* _TO DO_: Without skipping anything, write out each record below exactly.

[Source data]
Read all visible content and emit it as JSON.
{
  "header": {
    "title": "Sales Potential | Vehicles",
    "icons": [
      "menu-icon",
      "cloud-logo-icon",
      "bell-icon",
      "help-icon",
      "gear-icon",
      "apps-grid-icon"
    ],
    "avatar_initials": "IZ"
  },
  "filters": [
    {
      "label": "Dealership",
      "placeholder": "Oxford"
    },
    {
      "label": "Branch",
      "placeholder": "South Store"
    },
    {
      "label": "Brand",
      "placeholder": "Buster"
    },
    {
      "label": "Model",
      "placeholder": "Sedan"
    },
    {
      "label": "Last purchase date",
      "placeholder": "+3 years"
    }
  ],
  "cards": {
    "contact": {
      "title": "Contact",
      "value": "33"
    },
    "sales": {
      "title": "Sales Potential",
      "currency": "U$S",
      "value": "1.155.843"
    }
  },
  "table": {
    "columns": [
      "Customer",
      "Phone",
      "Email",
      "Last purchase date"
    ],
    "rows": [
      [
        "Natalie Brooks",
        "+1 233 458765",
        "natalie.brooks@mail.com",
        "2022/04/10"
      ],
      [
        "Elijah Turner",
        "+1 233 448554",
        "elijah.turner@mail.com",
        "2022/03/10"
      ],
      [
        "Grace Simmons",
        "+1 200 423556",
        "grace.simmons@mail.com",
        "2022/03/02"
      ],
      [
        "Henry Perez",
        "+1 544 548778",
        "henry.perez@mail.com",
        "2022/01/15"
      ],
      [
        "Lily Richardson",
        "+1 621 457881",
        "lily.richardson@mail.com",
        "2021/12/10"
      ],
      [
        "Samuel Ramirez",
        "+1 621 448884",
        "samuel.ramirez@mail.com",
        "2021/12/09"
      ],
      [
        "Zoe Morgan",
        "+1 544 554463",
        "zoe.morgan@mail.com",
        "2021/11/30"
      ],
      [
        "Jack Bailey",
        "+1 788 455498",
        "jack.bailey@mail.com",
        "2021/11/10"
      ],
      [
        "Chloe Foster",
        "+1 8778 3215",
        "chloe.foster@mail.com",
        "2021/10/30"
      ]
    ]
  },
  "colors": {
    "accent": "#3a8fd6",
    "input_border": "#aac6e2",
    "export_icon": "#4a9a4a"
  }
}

* _ANSWER TO THE PROBLEM_:
Read all visible content and emit it as JSON.
{
  "header": {
    "title": "Sales Potential | Vehicles",
    "icons": [
      "menu-icon",
      "cloud-logo-icon",
      "bell-icon",
      "help-icon",
      "gear-icon",
      "apps-grid-icon"
    ],
    "avatar_initials": "IZ"
  },
  "filters": [
    {
      "label": "Dealership",
      "placeholder": "Oxford"
    },
    {
      "label": "Branch",
      "placeholder": "South Store"
    },
    {
      "label": "Brand",
      "placeholder": "Buster"
    },
    {
      "label": "Model",
      "placeholder": "Sedan"
    },
    {
      "label": "Last purchase date",
      "placeholder": "+3 years"
    }
  ],
  "cards": {
    "contact": {
      "title": "Contact",
      "value": "33"
    },
    "sales": {
      "title": "Sales Potential",
      "currency": "U$S",
      "value": "1.155.843"
    }
  },
  "table": {
    "columns": [
      "Customer",
      "Phone",
      "Email",
      "Last purchase date"
    ],
    "rows": [
      [
        "Natalie Brooks",
        "+1 233 458765",
        "natalie.brooks@mail.com",
        "2022/04/10"
      ],
      [
        "Elijah Turner",
        "+1 233 448554",
        "elijah.turner@mail.com",
        "2022/03/10"
      ],
      [
        "Grace Simmons",
        "+1 200 423556",
        "grace.simmons@mail.com",
        "2022/03/02"
      ],
      [
        "Henry Perez",
        "+1 544 548778",
        "henry.perez@mail.com",
        "2022/01/15"
      ],
      [
        "Lily Richardson",
        "+1 621 457881",
        "lily.richardson@mail.com",
        "2021/12/10"
      ],
      [
        "Samuel Ramirez",
        "+1 621 448884",
        "samuel.ramirez@mail.com",
        "2021/12/09"
      ],
      [
        "Zoe Morgan",
        "+1 544 554463",
        "zoe.morgan@mail.com",
        "2021/11/30"
      ],
      [
        "Jack Bailey",
        "+1 788 455498",
        "jack.bailey@mail.com",
        "2021/11/10"
      ],
      [
        "Chloe Foster",
        "+1 8778 3215",
        "chloe.foster@mail.com",
        "2021/10/30"
      ]
    ]
  },
  "colors": {
    "accent": "#3a8fd6",
    "input_border": "#aac6e2",
    "export_icon": "#4a9a4a"
  }
}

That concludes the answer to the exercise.